WORK REQUIRED – Count lines, not occurrences: give the number of lines holding the word "image", and nothing besides.

INFORMATION SUPPLIED –
____________
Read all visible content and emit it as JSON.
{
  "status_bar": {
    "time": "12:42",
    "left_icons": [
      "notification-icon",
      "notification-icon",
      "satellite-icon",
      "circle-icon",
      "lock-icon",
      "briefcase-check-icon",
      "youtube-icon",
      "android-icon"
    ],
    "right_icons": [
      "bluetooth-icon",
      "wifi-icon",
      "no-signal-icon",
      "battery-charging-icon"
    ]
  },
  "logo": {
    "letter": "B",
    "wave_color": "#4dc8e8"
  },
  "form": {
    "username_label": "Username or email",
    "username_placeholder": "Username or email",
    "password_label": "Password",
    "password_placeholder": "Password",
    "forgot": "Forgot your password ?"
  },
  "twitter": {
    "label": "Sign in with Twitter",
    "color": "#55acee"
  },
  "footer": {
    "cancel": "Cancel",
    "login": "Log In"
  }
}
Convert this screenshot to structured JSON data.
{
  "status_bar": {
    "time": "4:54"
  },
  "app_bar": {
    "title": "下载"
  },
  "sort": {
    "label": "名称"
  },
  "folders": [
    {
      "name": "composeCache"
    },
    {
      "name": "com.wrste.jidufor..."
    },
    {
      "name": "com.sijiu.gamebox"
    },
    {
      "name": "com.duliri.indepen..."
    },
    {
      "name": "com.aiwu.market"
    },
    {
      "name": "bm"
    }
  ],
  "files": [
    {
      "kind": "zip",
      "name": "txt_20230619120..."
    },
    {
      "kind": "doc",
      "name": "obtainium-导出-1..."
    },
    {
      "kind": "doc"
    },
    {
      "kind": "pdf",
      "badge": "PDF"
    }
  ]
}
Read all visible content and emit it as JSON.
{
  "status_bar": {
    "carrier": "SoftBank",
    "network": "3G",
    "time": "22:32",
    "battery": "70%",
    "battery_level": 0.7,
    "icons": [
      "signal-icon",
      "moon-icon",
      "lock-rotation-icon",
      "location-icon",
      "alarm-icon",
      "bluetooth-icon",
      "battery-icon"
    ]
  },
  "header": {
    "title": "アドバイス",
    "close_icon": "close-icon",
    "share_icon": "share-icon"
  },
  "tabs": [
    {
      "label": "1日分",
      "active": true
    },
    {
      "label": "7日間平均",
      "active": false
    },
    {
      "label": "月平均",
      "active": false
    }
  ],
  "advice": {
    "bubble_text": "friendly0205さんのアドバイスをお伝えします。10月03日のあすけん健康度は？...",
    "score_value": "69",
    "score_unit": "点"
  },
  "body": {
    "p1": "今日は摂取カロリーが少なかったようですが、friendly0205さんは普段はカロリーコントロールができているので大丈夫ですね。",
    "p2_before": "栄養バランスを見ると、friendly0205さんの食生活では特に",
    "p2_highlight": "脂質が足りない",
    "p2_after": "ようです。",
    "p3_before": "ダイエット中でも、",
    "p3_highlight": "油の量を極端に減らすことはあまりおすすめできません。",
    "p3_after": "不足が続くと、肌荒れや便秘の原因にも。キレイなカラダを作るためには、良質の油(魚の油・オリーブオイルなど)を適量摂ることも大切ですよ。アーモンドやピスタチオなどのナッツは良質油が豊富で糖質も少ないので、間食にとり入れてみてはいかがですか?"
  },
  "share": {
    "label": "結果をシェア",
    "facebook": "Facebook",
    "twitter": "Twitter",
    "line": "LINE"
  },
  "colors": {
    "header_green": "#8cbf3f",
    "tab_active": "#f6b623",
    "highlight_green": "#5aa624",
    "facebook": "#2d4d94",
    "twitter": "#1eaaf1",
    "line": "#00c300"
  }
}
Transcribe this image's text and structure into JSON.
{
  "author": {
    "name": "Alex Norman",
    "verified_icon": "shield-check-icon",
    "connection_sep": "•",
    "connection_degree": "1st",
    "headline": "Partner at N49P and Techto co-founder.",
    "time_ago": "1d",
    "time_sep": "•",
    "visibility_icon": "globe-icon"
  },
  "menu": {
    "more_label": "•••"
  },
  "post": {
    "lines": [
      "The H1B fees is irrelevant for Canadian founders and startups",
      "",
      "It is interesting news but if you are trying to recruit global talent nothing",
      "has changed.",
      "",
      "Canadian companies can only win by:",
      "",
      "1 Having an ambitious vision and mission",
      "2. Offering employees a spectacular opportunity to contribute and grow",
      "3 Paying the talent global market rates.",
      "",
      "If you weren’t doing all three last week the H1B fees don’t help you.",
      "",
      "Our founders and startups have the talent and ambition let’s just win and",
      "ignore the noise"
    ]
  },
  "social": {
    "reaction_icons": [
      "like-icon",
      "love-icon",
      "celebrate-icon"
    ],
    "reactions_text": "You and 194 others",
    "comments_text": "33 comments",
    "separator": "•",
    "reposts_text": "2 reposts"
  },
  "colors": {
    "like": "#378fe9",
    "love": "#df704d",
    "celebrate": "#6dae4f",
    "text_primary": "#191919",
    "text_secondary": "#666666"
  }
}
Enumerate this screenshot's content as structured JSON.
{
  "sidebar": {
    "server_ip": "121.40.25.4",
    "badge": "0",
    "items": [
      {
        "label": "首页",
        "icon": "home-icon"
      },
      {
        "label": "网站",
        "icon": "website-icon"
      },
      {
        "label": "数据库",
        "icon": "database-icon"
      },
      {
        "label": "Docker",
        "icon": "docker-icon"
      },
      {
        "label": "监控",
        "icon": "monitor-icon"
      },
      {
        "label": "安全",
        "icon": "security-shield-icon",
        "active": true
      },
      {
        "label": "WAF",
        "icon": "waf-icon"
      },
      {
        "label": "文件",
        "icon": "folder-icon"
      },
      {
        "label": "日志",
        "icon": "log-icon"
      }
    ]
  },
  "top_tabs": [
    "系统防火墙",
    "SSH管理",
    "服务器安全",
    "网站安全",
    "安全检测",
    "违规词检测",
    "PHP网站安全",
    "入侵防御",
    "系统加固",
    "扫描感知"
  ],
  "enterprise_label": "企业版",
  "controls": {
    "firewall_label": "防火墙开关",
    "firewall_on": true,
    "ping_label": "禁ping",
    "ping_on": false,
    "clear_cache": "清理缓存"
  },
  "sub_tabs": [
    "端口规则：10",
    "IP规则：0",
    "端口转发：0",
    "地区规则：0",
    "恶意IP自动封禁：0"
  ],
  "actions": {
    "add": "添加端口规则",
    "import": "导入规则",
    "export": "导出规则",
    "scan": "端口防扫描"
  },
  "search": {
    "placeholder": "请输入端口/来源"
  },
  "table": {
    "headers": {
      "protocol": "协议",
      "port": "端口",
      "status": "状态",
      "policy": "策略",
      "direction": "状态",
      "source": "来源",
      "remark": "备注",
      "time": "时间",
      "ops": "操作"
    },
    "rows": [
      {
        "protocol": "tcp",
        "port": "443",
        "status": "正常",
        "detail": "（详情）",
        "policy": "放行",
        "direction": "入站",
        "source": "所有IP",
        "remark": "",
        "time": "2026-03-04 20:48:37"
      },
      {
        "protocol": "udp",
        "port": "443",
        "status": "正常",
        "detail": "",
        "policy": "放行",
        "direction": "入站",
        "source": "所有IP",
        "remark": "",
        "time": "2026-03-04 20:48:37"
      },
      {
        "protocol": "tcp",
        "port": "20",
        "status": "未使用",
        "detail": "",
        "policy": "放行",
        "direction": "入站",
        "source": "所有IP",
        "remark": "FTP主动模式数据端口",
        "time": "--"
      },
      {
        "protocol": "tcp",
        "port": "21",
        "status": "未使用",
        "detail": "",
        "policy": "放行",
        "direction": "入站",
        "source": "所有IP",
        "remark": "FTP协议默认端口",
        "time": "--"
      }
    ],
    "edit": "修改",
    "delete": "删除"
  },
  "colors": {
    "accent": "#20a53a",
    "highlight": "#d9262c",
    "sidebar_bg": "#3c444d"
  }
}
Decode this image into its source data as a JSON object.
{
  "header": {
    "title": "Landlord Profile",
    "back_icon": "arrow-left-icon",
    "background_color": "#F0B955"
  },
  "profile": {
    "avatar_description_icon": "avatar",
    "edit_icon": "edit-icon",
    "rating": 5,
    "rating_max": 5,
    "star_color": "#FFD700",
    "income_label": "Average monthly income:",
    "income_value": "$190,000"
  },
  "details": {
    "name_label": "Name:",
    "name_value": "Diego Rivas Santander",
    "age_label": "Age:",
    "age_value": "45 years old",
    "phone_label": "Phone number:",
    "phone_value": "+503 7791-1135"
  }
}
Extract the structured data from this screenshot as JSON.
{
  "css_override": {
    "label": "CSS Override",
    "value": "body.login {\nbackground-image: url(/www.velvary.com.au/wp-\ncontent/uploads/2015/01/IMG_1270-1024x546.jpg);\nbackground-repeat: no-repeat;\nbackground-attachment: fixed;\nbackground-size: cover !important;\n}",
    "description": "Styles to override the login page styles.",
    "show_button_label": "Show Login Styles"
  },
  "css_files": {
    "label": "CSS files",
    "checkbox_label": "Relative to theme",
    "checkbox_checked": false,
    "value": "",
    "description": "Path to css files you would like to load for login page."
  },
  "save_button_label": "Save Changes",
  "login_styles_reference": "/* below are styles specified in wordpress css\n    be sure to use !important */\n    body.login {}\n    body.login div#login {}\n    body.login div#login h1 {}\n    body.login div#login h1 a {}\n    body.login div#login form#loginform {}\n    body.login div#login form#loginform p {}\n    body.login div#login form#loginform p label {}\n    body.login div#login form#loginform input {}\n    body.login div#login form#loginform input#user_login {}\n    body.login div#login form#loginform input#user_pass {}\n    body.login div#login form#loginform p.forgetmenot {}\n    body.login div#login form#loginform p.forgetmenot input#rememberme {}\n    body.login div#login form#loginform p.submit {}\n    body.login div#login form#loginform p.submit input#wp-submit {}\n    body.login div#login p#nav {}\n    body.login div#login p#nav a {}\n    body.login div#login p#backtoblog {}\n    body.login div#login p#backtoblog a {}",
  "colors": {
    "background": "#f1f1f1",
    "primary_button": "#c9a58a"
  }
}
____________
SOLUTION TO THE PROBLEM – 3